§ Stated goal:
Copy the data from its first line through the line containing "range-gate-cell — [541, 180, 555, 197]", with "components" swapped for "items" and everything else left the same.
--- Start Exercise materials ---
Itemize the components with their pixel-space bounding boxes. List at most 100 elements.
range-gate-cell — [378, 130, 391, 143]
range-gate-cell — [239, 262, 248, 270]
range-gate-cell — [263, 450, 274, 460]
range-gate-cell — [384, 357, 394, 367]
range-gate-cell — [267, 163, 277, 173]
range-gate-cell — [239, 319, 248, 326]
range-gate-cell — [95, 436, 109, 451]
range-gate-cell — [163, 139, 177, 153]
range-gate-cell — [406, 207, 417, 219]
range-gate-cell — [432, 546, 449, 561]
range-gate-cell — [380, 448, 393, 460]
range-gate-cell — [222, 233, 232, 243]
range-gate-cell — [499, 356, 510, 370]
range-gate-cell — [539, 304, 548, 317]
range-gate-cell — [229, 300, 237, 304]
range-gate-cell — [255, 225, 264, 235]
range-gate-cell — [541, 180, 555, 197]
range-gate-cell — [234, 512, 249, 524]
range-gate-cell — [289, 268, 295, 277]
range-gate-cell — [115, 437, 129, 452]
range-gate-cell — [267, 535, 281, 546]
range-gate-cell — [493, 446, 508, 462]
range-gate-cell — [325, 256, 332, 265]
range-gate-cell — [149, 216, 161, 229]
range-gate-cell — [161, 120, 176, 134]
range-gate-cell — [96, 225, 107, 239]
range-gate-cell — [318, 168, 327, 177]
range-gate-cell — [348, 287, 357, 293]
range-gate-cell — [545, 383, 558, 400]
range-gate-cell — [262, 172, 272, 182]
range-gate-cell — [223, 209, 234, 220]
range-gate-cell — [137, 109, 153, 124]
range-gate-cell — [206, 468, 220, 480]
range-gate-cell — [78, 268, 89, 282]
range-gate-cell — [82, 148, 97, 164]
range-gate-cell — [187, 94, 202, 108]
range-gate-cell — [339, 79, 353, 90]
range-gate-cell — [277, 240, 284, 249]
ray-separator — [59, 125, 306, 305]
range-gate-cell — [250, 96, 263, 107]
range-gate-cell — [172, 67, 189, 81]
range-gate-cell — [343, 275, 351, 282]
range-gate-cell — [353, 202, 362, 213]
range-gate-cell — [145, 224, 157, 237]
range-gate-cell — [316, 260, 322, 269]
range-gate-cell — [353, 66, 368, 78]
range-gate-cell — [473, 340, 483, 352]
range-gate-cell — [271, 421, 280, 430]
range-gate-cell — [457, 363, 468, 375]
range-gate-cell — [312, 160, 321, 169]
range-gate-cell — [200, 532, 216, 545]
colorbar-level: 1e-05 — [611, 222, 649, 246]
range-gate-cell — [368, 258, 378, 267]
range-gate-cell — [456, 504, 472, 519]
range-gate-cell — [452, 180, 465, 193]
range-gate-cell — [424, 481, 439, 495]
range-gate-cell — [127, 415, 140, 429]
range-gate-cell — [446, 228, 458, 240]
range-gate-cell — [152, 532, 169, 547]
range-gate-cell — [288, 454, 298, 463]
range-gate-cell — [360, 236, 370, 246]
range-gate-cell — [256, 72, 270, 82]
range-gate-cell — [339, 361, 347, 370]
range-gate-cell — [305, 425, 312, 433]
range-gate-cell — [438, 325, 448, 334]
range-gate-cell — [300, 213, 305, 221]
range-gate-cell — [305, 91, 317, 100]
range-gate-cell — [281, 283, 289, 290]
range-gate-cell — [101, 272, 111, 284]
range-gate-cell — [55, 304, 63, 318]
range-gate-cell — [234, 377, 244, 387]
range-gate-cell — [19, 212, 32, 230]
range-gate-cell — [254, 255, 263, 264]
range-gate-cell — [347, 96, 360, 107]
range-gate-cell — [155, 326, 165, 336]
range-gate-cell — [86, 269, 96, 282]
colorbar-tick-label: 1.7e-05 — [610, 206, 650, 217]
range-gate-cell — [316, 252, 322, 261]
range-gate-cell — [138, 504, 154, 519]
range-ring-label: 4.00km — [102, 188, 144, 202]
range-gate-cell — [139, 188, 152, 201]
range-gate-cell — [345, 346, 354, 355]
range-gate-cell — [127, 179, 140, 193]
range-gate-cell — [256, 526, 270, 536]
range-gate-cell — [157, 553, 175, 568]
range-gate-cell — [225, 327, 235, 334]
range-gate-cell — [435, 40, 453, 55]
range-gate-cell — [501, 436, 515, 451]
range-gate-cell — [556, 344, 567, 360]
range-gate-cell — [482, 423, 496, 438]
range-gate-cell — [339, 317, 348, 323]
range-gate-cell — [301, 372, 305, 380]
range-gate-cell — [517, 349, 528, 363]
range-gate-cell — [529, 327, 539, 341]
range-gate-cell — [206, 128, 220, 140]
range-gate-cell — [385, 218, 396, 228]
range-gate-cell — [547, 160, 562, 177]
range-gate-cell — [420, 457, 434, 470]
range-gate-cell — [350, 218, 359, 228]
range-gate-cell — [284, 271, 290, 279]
--- End Exercise materials ---
§ Solution below:
Itemize the items with their pixel-space bounding boxes. List at most 100 elements.
range-gate-cell — [378, 130, 391, 143]
range-gate-cell — [239, 262, 248, 270]
range-gate-cell — [263, 450, 274, 460]
range-gate-cell — [384, 357, 394, 367]
range-gate-cell — [267, 163, 277, 173]
range-gate-cell — [239, 319, 248, 326]
range-gate-cell — [95, 436, 109, 451]
range-gate-cell — [163, 139, 177, 153]
range-gate-cell — [406, 207, 417, 219]
range-gate-cell — [432, 546, 449, 561]
range-gate-cell — [380, 448, 393, 460]
range-gate-cell — [222, 233, 232, 243]
range-gate-cell — [499, 356, 510, 370]
range-gate-cell — [539, 304, 548, 317]
range-gate-cell — [229, 300, 237, 304]
range-gate-cell — [255, 225, 264, 235]
range-gate-cell — [541, 180, 555, 197]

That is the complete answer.